Dataset:

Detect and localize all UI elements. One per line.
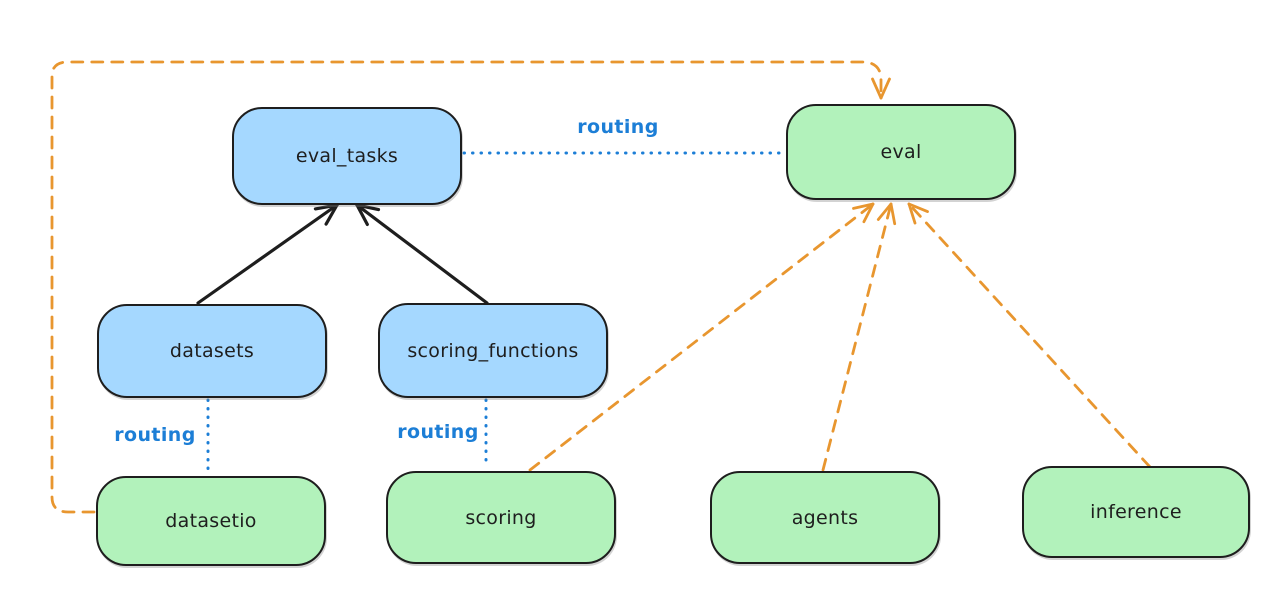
routing-label-datasets-datasetio: routing — [114, 424, 196, 446]
node-scoring-functions: scoring_functions — [378, 303, 608, 398]
node-eval-label: eval — [880, 141, 922, 163]
node-scoring: scoring — [386, 471, 616, 564]
node-scoring-functions-label: scoring_functions — [407, 339, 579, 362]
edge-datasetio-to-eval — [50, 60, 891, 514]
node-inference-label: inference — [1090, 501, 1182, 523]
edge-scoring-functions-to-eval-tasks — [355, 203, 489, 305]
node-eval: eval — [786, 104, 1016, 200]
edge-agents-to-eval — [821, 202, 897, 472]
node-datasets-label: datasets — [169, 340, 255, 362]
node-agents: agents — [710, 471, 940, 564]
node-agents-label: agents — [791, 506, 859, 529]
routing-label-scoring-functions-scoring: routing — [397, 421, 479, 443]
routing-label-eval-tasks-eval: routing — [577, 116, 659, 138]
node-scoring-label: scoring — [465, 506, 537, 529]
node-eval-tasks: eval_tasks — [232, 107, 462, 205]
edge-inference-to-eval — [907, 202, 1152, 469]
edge-scoring-to-eval — [528, 202, 875, 472]
node-inference: inference — [1022, 466, 1250, 558]
node-datasetio: datasetio — [96, 476, 326, 566]
node-eval-tasks-label: eval_tasks — [295, 145, 399, 167]
node-datasetio-label: datasetio — [165, 510, 257, 532]
node-datasets: datasets — [97, 304, 327, 398]
edge-datasets-to-eval-tasks — [196, 203, 339, 305]
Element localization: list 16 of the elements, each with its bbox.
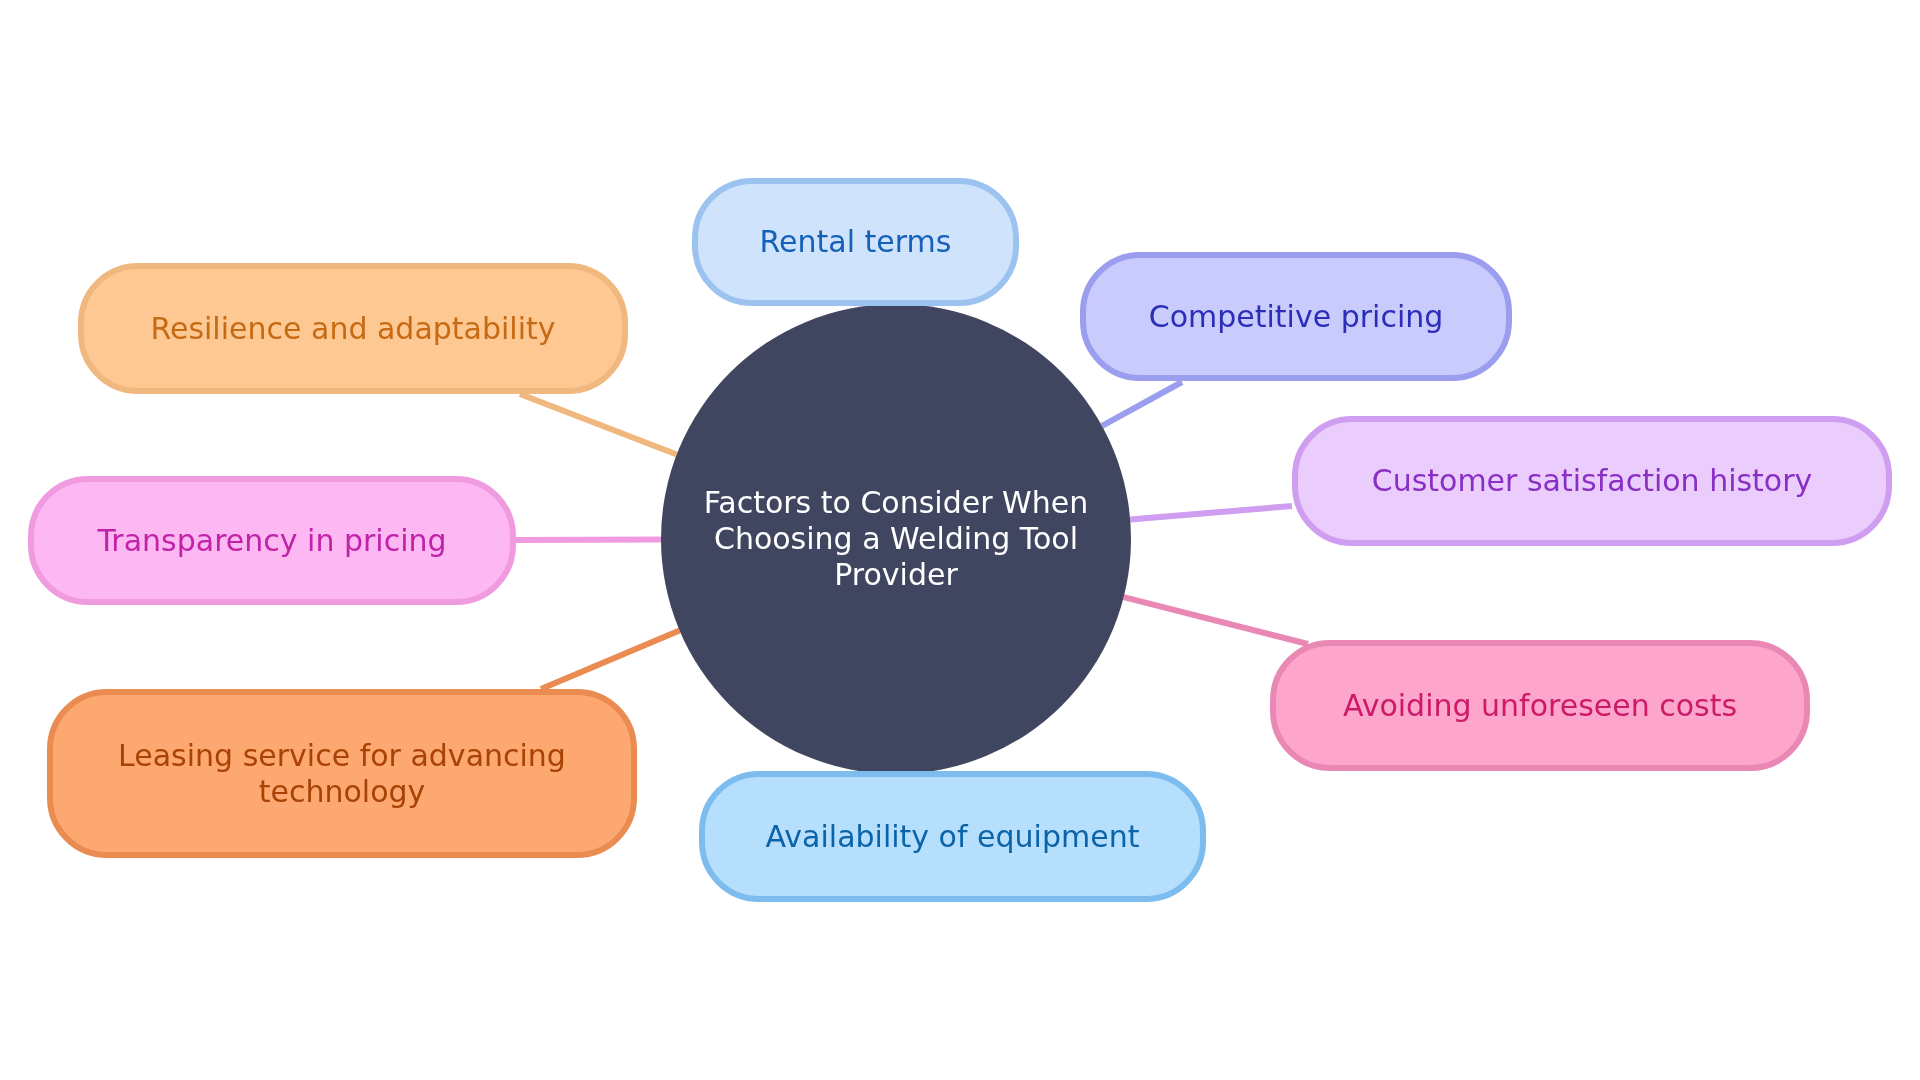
node-label: Rental terms: [758, 224, 953, 260]
node-label: Competitive pricing: [1147, 298, 1445, 335]
topic-pill: [47, 689, 637, 858]
connector-line: [516, 536, 661, 543]
node-label: Leasing service for advancing technology: [117, 737, 567, 810]
connector-line: [1100, 379, 1184, 429]
connector-line: [539, 627, 681, 692]
connector-line: [1123, 594, 1309, 647]
connector-line: [518, 391, 678, 458]
node-label: Resilience and adaptability: [149, 310, 557, 347]
node-label: Factors to Consider When Choosing a Welding Tool Provider: [702, 485, 1090, 593]
node-label: Transparency in pricing: [96, 522, 448, 559]
node-label: Availability of equipment: [764, 818, 1141, 855]
node-label: Customer satisfaction history: [1370, 463, 1814, 499]
node-label: Avoiding unforeseen costs: [1341, 687, 1739, 724]
connector-line: [1129, 503, 1293, 523]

Directions for this task: Write out the data without alteration, beginning at the line that contains "node-label: Rental terms: [758, 224, 953, 260]" and stopping after the line that contains "connector-line: [539, 627, 681, 692]".

Correct response:
node-label: Rental terms: [758, 224, 953, 260]
node-label: Competitive pricing: [1147, 298, 1445, 335]
topic-pill: [47, 689, 637, 858]
connector-line: [516, 536, 661, 543]
node-label: Leasing service for advancing technology: [117, 737, 567, 810]
connector-line: [1100, 379, 1184, 429]
connector-line: [539, 627, 681, 692]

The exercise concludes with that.